What the exercise asks: Look through the material below and give the number of lines holding "IBUs", with no other words.

════════════════════

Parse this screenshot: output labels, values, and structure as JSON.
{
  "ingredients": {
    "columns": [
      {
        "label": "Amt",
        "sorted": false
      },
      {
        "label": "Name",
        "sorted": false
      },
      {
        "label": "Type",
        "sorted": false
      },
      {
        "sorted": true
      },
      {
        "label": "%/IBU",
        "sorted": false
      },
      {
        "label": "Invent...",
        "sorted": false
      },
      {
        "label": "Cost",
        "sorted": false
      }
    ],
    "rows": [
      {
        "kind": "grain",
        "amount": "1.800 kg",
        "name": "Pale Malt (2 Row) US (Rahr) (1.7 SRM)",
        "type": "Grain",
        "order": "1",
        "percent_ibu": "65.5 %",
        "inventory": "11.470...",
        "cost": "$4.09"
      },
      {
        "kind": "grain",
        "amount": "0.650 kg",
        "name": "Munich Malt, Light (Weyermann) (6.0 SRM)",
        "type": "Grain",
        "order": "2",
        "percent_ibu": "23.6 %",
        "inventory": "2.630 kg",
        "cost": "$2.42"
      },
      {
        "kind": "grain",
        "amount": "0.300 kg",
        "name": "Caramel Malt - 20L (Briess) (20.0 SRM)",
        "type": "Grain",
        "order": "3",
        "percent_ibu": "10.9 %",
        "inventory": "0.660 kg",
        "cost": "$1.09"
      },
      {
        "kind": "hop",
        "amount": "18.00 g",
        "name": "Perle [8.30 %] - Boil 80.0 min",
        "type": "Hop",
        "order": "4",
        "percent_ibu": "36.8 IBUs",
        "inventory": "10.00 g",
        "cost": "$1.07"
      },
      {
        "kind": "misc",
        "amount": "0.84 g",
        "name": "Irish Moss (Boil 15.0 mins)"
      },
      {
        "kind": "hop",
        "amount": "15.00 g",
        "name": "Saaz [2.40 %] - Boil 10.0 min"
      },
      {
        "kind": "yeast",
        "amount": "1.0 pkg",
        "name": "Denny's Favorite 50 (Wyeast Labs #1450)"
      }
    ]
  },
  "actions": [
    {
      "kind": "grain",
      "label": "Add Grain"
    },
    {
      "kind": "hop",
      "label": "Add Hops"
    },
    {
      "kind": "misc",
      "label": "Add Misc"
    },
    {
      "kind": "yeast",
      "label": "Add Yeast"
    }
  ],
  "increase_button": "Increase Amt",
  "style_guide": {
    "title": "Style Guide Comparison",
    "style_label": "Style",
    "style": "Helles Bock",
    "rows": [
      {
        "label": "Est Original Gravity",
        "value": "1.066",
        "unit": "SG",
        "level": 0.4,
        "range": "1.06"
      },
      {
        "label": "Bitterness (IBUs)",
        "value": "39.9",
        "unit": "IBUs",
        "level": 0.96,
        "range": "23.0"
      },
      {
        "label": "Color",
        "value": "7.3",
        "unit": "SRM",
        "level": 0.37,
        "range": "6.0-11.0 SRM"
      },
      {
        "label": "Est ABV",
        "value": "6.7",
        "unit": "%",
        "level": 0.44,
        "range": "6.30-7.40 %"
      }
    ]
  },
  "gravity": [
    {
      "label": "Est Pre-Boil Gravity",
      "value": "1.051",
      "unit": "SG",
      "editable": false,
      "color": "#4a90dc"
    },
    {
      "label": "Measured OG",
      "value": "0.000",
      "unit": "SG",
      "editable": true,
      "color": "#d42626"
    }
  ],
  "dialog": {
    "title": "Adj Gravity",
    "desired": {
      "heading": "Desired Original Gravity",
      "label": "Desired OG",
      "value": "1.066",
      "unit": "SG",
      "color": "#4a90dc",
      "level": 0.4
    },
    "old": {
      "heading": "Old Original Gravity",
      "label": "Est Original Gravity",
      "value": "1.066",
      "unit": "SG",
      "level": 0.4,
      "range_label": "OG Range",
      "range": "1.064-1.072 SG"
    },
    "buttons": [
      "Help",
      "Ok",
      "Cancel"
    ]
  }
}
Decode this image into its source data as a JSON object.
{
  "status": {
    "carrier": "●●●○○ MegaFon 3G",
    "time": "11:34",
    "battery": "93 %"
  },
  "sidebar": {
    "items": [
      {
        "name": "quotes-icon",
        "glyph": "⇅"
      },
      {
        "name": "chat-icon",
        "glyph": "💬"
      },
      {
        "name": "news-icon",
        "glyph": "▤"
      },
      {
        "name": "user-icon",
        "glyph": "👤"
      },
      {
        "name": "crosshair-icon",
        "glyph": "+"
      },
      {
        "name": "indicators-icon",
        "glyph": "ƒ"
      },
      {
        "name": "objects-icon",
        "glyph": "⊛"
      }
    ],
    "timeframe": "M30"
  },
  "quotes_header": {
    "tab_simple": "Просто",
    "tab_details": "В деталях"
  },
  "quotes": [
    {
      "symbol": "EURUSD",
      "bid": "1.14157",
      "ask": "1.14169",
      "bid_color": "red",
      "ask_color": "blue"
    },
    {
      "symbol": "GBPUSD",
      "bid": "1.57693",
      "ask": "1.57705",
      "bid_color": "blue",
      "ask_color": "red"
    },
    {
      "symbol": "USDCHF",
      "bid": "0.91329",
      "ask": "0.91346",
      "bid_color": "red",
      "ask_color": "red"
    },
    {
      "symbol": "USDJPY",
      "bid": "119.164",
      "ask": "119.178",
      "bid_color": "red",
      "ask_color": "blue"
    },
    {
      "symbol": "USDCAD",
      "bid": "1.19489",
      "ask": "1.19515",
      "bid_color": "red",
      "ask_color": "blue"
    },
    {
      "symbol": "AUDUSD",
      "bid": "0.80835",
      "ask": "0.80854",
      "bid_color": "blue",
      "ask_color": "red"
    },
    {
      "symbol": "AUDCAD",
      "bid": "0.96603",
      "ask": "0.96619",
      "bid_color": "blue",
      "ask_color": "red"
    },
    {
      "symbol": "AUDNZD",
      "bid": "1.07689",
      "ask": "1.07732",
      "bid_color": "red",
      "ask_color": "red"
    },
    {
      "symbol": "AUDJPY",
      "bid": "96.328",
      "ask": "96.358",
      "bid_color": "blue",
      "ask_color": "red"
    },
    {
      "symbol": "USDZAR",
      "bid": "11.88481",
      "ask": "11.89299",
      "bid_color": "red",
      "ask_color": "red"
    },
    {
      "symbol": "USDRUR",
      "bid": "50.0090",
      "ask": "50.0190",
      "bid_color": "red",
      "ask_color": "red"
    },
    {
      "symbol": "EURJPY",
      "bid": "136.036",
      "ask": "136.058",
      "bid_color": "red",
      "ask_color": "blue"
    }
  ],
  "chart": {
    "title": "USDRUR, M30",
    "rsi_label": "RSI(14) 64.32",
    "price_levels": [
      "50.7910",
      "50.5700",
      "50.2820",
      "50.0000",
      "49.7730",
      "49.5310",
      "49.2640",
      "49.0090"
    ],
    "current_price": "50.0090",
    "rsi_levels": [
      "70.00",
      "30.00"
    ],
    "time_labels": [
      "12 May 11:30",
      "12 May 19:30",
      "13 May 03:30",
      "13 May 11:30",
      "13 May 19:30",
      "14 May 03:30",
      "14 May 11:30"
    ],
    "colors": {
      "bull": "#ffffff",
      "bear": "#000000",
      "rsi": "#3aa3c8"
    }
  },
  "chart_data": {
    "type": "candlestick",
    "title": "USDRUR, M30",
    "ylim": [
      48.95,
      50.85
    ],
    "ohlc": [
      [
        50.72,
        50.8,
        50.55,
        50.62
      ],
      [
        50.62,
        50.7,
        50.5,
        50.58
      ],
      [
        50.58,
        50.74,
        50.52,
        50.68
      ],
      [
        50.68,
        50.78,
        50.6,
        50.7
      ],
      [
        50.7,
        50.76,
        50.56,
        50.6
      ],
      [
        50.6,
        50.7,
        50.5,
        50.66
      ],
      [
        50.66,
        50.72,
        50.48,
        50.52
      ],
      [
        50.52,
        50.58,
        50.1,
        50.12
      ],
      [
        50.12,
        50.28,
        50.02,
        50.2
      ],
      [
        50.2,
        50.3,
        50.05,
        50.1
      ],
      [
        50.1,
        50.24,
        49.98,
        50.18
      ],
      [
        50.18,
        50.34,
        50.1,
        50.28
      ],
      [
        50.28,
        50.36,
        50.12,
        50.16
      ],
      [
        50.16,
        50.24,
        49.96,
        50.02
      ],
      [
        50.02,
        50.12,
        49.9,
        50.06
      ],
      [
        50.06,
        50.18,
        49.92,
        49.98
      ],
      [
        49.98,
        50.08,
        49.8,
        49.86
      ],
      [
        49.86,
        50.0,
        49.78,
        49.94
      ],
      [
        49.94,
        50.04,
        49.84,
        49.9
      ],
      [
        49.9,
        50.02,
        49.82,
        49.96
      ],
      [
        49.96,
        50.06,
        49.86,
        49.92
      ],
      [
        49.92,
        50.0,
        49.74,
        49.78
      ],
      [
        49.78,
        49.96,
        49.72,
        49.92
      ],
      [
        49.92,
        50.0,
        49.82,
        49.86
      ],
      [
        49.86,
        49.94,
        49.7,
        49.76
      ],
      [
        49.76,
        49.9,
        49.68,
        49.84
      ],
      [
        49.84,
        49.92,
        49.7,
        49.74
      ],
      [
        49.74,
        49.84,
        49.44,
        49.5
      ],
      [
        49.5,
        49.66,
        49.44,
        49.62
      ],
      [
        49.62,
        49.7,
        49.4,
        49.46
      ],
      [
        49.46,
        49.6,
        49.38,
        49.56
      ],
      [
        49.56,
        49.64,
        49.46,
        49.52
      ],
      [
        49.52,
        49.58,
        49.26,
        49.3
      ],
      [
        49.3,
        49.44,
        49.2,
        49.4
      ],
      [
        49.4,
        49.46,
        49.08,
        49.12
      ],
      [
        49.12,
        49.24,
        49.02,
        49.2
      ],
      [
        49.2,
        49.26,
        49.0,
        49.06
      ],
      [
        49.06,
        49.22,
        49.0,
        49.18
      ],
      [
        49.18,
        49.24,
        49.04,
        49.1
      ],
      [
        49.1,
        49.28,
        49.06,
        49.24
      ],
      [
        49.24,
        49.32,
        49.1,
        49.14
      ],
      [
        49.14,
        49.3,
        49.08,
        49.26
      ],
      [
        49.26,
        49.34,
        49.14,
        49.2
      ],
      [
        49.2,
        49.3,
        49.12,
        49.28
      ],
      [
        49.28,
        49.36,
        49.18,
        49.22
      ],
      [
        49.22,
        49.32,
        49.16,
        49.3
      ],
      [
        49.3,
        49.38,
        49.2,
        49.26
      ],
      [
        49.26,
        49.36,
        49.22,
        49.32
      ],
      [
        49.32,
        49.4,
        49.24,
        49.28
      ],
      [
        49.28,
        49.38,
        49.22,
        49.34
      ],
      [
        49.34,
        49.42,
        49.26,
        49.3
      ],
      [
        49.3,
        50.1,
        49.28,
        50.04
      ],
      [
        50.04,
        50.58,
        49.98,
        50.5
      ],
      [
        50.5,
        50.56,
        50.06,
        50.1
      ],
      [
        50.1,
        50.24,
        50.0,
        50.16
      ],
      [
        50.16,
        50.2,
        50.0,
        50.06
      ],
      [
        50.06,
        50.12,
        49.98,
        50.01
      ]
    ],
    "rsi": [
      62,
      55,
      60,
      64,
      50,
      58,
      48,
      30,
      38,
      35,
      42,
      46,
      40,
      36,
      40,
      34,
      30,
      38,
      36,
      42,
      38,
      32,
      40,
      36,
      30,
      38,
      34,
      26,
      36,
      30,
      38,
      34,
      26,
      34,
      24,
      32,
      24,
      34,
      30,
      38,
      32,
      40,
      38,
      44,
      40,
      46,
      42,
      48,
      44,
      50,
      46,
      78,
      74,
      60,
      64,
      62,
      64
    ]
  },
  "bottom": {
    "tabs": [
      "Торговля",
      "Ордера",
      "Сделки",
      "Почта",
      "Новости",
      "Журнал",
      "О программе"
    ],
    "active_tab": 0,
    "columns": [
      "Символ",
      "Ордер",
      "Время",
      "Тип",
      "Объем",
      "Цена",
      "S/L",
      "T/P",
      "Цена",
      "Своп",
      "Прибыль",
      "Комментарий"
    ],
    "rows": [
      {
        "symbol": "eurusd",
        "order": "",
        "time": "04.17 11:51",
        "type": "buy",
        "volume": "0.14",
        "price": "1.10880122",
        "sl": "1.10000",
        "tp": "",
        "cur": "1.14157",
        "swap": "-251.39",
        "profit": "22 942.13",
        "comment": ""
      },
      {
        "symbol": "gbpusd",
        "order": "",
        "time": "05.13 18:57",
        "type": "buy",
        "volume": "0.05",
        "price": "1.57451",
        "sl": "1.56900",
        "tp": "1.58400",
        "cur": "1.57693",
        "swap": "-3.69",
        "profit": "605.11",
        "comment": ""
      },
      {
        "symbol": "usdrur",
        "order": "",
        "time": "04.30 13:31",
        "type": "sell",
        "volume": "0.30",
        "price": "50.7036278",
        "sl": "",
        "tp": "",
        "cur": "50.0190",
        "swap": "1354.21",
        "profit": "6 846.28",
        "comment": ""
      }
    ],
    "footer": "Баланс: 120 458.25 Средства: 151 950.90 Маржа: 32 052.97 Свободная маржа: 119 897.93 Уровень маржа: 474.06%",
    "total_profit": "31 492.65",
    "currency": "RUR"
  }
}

════════════════════

Task output: 3